■ **Records shown**
::::::
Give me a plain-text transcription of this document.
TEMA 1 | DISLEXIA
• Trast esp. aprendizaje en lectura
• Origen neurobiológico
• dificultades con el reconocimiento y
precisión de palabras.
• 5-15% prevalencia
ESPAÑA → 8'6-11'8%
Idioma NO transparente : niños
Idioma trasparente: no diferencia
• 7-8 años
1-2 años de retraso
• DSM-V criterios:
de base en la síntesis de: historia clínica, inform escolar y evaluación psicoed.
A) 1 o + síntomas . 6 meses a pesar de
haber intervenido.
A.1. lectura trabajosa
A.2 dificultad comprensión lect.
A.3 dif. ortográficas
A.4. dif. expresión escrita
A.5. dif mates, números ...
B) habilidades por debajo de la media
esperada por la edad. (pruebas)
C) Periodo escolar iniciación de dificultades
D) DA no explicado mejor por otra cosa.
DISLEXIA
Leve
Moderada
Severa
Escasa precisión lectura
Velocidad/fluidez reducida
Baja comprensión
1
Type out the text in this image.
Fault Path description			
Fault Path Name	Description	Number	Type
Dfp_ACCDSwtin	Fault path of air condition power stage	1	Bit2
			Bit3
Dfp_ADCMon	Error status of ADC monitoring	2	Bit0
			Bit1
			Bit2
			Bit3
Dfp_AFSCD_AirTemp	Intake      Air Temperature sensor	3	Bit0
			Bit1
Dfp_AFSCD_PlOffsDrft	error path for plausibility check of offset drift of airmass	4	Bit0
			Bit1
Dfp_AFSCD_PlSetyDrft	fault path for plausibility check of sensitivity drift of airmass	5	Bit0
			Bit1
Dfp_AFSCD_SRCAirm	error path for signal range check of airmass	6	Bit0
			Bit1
::::::
■ **Challenge**
Output the lines above verbatim and in full.

■ **Exercise output**
Give me a plain-text transcription of this document.
TEMA 1 | DISLEXIA
• Trast esp. aprendizaje en lectura
• Origen neurobiológico
• dificultades con el reconocimiento y
precisión de palabras.
• 5-15% prevalencia
ESPAÑA → 8'6-11'8%
Idioma NO transparente : niños
Idioma trasparente: no diferencia
• 7-8 años
1-2 años de retraso
• DSM-V criterios:
de base en la síntesis de: historia clínica, inform escolar y evaluación psicoed.
A) 1 o + síntomas . 6 meses a pesar de
haber intervenido.
A.1. lectura trabajosa
A.2 dificultad comprensión lect.
A.3 dif. ortográficas
A.4. dif. expresión escrita
A.5. dif mates, números ...
B) habilidades por debajo de la media
esperada por la edad. (pruebas)
C) Periodo escolar iniciación de dificultades
D) DA no explicado mejor por otra cosa.
DISLEXIA
Leve
Moderada
Severa
Escasa precisión lectura
Velocidad/fluidez reducida
Baja comprensión
1
Type out the text in this image.
Fault Path description			
Fault Path Name	Description	Number	Type
Dfp_ACCDSwtin	Fault path of air condition power stage	1	Bit2
			Bit3
Dfp_ADCMon	Error status of ADC monitoring	2	Bit0
			Bit1
			Bit2
			Bit3
Dfp_AFSCD_AirTemp	Intake      Air Temperature sensor	3	Bit0
			Bit1
Dfp_AFSCD_PlOffsDrft	error path for plausibility check of offset drift of airmass	4	Bit0
			Bit1
Dfp_AFSCD_PlSetyDrft	fault path for plausibility check of sensitivity drift of airmass	5	Bit0
			Bit1
Dfp_AFSCD_SRCAirm	error path for signal range check of airmass	6	Bit0
			Bit1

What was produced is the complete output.